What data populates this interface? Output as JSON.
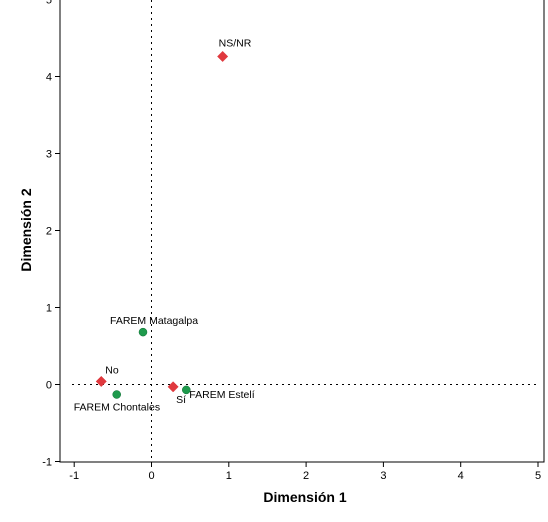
{
  "chart_data": {
    "type": "scatter",
    "title": "",
    "xlabel": "Dimensión 1",
    "ylabel": "Dimensión 2",
    "xlim": [
      -1.3,
      5.0
    ],
    "ylim": [
      -1.0,
      5.0
    ],
    "xticks": [
      "-1",
      "0",
      "1",
      "2",
      "3",
      "4",
      "5"
    ],
    "yticks": [
      "-1",
      "0",
      "1",
      "2",
      "3",
      "4",
      "5"
    ],
    "grid": false,
    "reference_lines": {
      "x": 0,
      "y": 0,
      "style": "dotted"
    },
    "series": [
      {
        "color": "#e0393e",
        "marker": "diamond",
        "points": [
          {
            "label": "NS/NR",
            "x": 0.92,
            "y": 4.26
          },
          {
            "label": "No",
            "x": -0.65,
            "y": 0.04
          },
          {
            "label": "Sí",
            "x": 0.28,
            "y": -0.03
          }
        ]
      },
      {
        "color": "#1e9a4c",
        "marker": "circle",
        "points": [
          {
            "label": "FAREM Matagalpa",
            "x": -0.11,
            "y": 0.68
          },
          {
            "label": "FAREM Chontales",
            "x": -0.45,
            "y": -0.13
          },
          {
            "label": "FAREM Estelí",
            "x": 0.45,
            "y": -0.07
          }
        ]
      }
    ]
  }
}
= = =
### Your instructions
Leave out the pictures and repeat everything else in the records exactly.

### Completed exercise
What data populates this interface? Output as JSON.
{
  "chart_data": {
    "type": "scatter",
    "title": "",
    "xlabel": "Dimensión 1",
    "ylabel": "Dimensión 2",
    "xlim": [
      -1.3,
      5.0
    ],
    "ylim": [
      -1.0,
      5.0
    ],
    "xticks": [
      "-1",
      "0",
      "1",
      "2",
      "3",
      "4",
      "5"
    ],
    "yticks": [
      "-1",
      "0",
      "1",
      "2",
      "3",
      "4",
      "5"
    ],
    "grid": false,
    "reference_lines": {
      "x": 0,
      "y": 0,
      "style": "dotted"
    },
    "series": [
      {
        "color": "#e0393e",
        "marker": "diamond",
        "points": [
          {
            "label": "NS/NR",
            "x": 0.92,
            "y": 4.26
          },
          {
            "label": "No",
            "x": -0.65,
            "y": 0.04
          },
          {
            "label": "Sí",
            "x": 0.28,
            "y": -0.03
          }
        ]
      },
      {
        "color": "#1e9a4c",
        "marker": "circle",
        "points": [
          {
            "label": "FAREM Matagalpa",
            "x": -0.11,
            "y": 0.68
          },
          {
            "label": "FAREM Chontales",
            "x": -0.45,
            "y": -0.13
          },
          {
            "label": "FAREM Estelí",
            "x": 0.45,
            "y": -0.07
          }
        ]
      }
    ]
  }
}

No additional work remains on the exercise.